— BEGIN —

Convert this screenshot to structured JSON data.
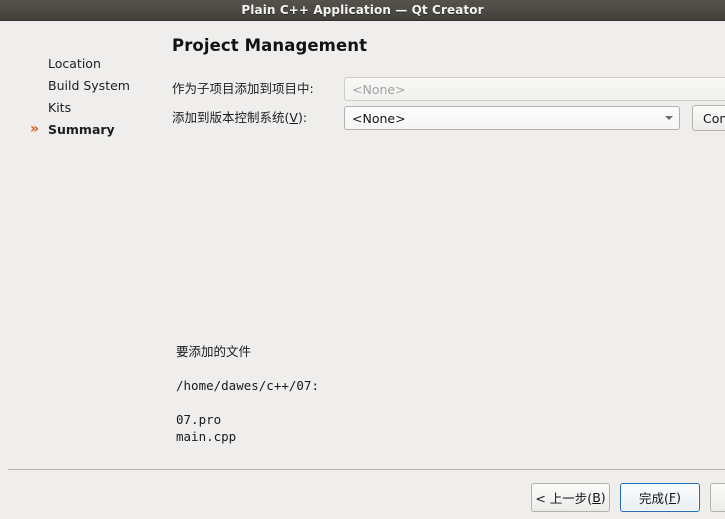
{
  "window": {
    "title": "Plain C++ Application — Qt Creator"
  },
  "sidebar": {
    "marker_glyph": "»",
    "items": [
      {
        "label": "Location",
        "current": false
      },
      {
        "label": "Build System",
        "current": false
      },
      {
        "label": "Kits",
        "current": false
      },
      {
        "label": "Summary",
        "current": true
      }
    ]
  },
  "main": {
    "page_title": "Project Management",
    "fields": [
      {
        "label": "作为子项目添加到项目中:",
        "value": "<None>",
        "enabled": false
      },
      {
        "label_prefix": "添加到版本控制系统(",
        "label_mnemonic": "V",
        "label_suffix": "):",
        "value": "<None>",
        "enabled": true
      }
    ],
    "configure_button": {
      "label": "Conf"
    },
    "file_summary": "要添加的文件\n\n/home/dawes/c++/07:\n\n07.pro\nmain.cpp"
  },
  "footer": {
    "back_button": {
      "prefix": "< 上一步(",
      "mnemonic": "B",
      "suffix": ")"
    },
    "finish_button": {
      "prefix": "完成(",
      "mnemonic": "F",
      "suffix": ")"
    },
    "cancel_button": {
      "label": ""
    }
  },
  "colors": {
    "titlebar": "#4c4a45",
    "background": "#efeeec",
    "marker_orange": "#d95b1e",
    "default_button_border": "#1d6fb8"
  }
}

— END —

What to work on
Transcribe the material exactly, leaving every picture out.

Result of this exercise
Convert this screenshot to structured JSON data.
{
  "window": {
    "title": "Plain C++ Application — Qt Creator"
  },
  "sidebar": {
    "marker_glyph": "»",
    "items": [
      {
        "label": "Location",
        "current": false
      },
      {
        "label": "Build System",
        "current": false
      },
      {
        "label": "Kits",
        "current": false
      },
      {
        "label": "Summary",
        "current": true
      }
    ]
  },
  "main": {
    "page_title": "Project Management",
    "fields": [
      {
        "label": "作为子项目添加到项目中:",
        "value": "<None>",
        "enabled": false
      },
      {
        "label_prefix": "添加到版本控制系统(",
        "label_mnemonic": "V",
        "label_suffix": "):",
        "value": "<None>",
        "enabled": true
      }
    ],
    "configure_button": {
      "label": "Conf"
    },
    "file_summary": "要添加的文件\n\n/home/dawes/c++/07:\n\n07.pro\nmain.cpp"
  },
  "footer": {
    "back_button": {
      "prefix": "< 上一步(",
      "mnemonic": "B",
      "suffix": ")"
    },
    "finish_button": {
      "prefix": "完成(",
      "mnemonic": "F",
      "suffix": ")"
    },
    "cancel_button": {
      "label": ""
    }
  },
  "colors": {
    "titlebar": "#4c4a45",
    "background": "#efeeec",
    "marker_orange": "#d95b1e",
    "default_button_border": "#1d6fb8"
  }
}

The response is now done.